TASK INPUTS
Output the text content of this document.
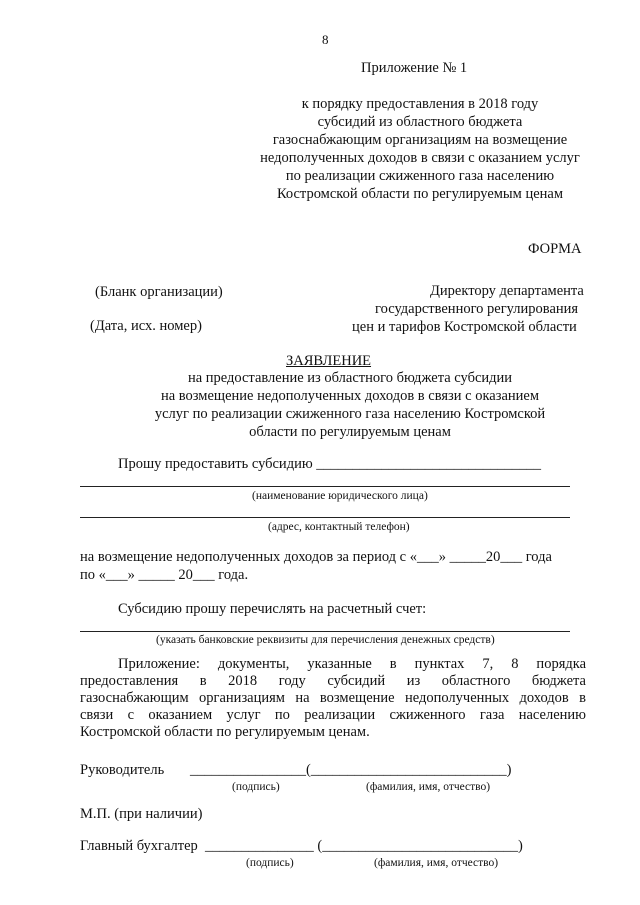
8
Приложение № 1
к порядку предоставления в 2018 году
субсидий из областного бюджета
газоснабжающим организациям на возмещение
недополученных доходов в связи с оказанием услуг
по реализации сжиженного газа населению
Костромской области по регулируемым ценам
ФОРМА
(Бланк организации)
(Дата, исх. номер)
Директору департамента
государственного регулирования
цен и тарифов Костромской области
ЗАЯВЛЕНИЕ
на предоставление из областного бюджета субсидии
на возмещение недополученных доходов в связи с оказанием
услуг по реализации сжиженного газа населению Костромской
области по регулируемым ценам
Прошу предоставить субсидию _______________________________
(наименование юридического лица)
(адрес, контактный телефон)
на возмещение недополученных доходов за период с «___» _____20___ года
по «___» _____ 20___ года.
Субсидию прошу перечислять на расчетный счет:
(указать банковские реквизиты для перечисления денежных средств)
Приложение: документы, указанные в пунктах 7, 8 порядка
предоставления в 2018 году субсидий из областного бюджета
газоснабжающим организациям на возмещение недополученных доходов в
связи с оказанием услуг по реализации сжиженного газа населению
Костромской области по регулируемым ценам.
Руководитель ________________(___________________________)
(подпись)	(фамилия, имя, отчество)
М.П. (при наличии)
Главный бухгалтер _______________ (___________________________)
(подпись)	(фамилия, имя, отчество)
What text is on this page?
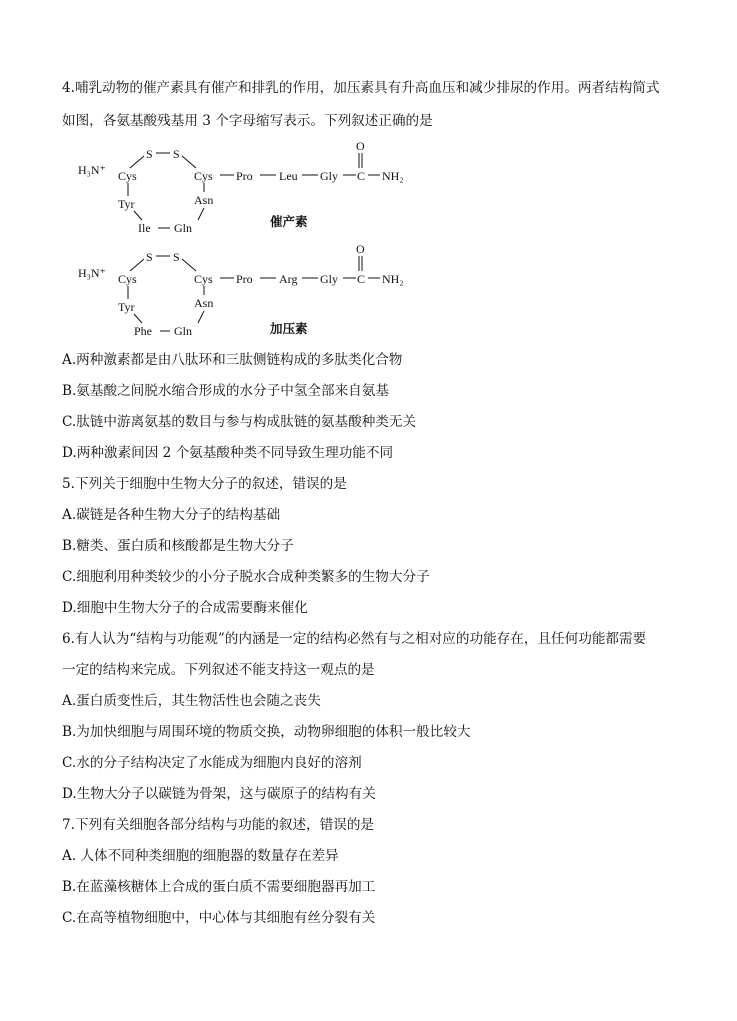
4.哺乳动物的催产素具有催产和排乳的作用，加压素具有升高血压和减少排尿的作用。两者结构简式
如图，各氨基酸残基用 3 个字母缩写表示。下列叙述正确的是
H₃N⁺ Cys
S S
Cys Pro Leu Gly
O
C NH₂
Tyr	Asn
Ile Gln	催产素
H₃N⁺ Cys
S S
Cys Pro Arg Gly
O
C NH₂
Tyr	Asn
Phe Gln	加压素
A.两种激素都是由八肽环和三肽侧链构成的多肽类化合物
B.氨基酸之间脱水缩合形成的水分子中氢全部来自氨基
C.肽链中游离氨基的数目与参与构成肽链的氨基酸种类无关
D.两种激素间因 2 个氨基酸种类不同导致生理功能不同
5.下列关于细胞中生物大分子的叙述，错误的是
A.碳链是各种生物大分子的结构基础
B.糖类、蛋白质和核酸都是生物大分子
C.细胞利用种类较少的小分子脱水合成种类繁多的生物大分子
D.细胞中生物大分子的合成需要酶来催化
6.有人认为“结构与功能观”的内涵是一定的结构必然有与之相对应的功能存在，且任何功能都需要
一定的结构来完成。下列叙述不能支持这一观点的是
A.蛋白质变性后，其生物活性也会随之丧失
B.为加快细胞与周围环境的物质交换，动物卵细胞的体积一般比较大
C.水的分子结构决定了水能成为细胞内良好的溶剂
D.生物大分子以碳链为骨架，这与碳原子的结构有关
7.下列有关细胞各部分结构与功能的叙述，错误的是
A. 人体不同种类细胞的细胞器的数量存在差异
B.在蓝藻核糖体上合成的蛋白质不需要细胞器再加工
C.在高等植物细胞中，中心体与其细胞有丝分裂有关
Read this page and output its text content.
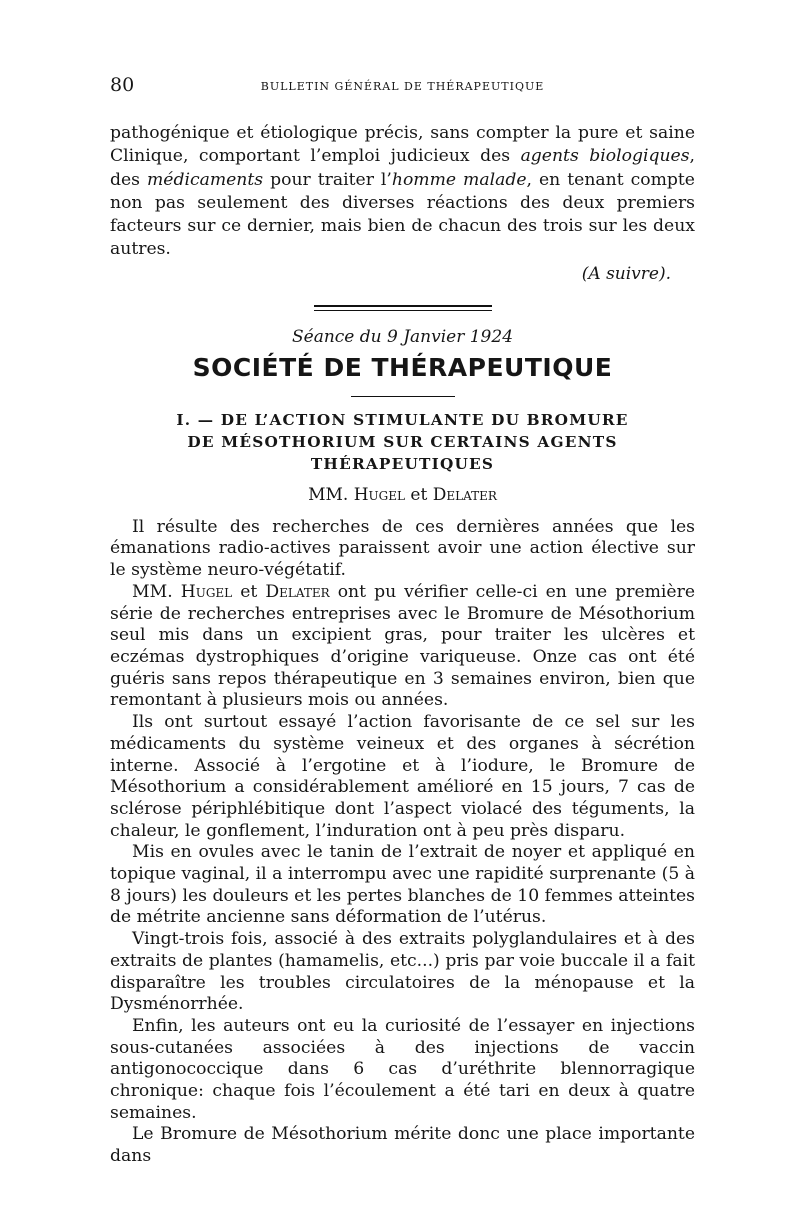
80	BULLETIN GÉNÉRAL DE THÉRAPEUTIQUE

pathogénique et étiologique précis, sans compter la pure et saine Clinique, comportant l’emploi judicieux des agents biologiques, des médicaments pour traiter l’homme malade, en tenant compte non pas seulement des diverses réactions des deux premiers facteurs sur ce dernier, mais bien de chacun des trois sur les deux autres.

(A suivre).
Séance du 9 Janvier 1924
SOCIÉTÉ DE THÉRAPEUTIQUE
I. — DE L’ACTION STIMULANTE DU BROMURE
DE MÉSOTHORIUM SUR CERTAINS AGENTS
THÉRAPEUTIQUES
MM. Hugel et Delater

Il résulte des recherches de ces dernières années que les émanations radio-actives paraissent avoir une action élective sur le système neuro-végétatif.

MM. Hugel et Delater ont pu vérifier celle-ci en une première série de recherches entreprises avec le Bromure de Mésothorium seul mis dans un excipient gras, pour traiter les ulcères et eczémas dystrophiques d’origine variqueuse. Onze cas ont été guéris sans repos thérapeutique en 3 semaines environ, bien que remontant à plusieurs mois ou années.

Ils ont surtout essayé l’action favorisante de ce sel sur les médicaments du système veineux et des organes à sécrétion interne. Associé à l’ergotine et à l’iodure, le Bromure de Mésothorium a considérablement amélioré en 15 jours, 7 cas de sclérose périphlébitique dont l’aspect violacé des téguments, la chaleur, le gonflement, l’induration ont à peu près disparu.

Mis en ovules avec le tanin de l’extrait de noyer et appliqué en topique vaginal, il a interrompu avec une rapidité surprenante (5 à 8 jours) les douleurs et les pertes blanches de 10 femmes atteintes de métrite ancienne sans déformation de l’utérus.

Vingt-trois fois, associé à des extraits polyglandulaires et à des extraits de plantes (hamamelis, etc...) pris par voie buccale il a fait disparaître les troubles circulatoires de la ménopause et la Dysménorrhée.

Enfin, les auteurs ont eu la curiosité de l’essayer en injections sous-cutanées associées à des injections de vaccin antigonococcique dans 6 cas d’uréthrite blennorragique chronique: chaque fois l’écoulement a été tari en deux à quatre semaines.

Le Bromure de Mésothorium mérite donc une place importante dans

SET PROBLEM
From the data above, copy each line that has the string "text".

RESPONSE BELOW
Output the text content of this document.
What text is on this page?
Read this page and output its text content.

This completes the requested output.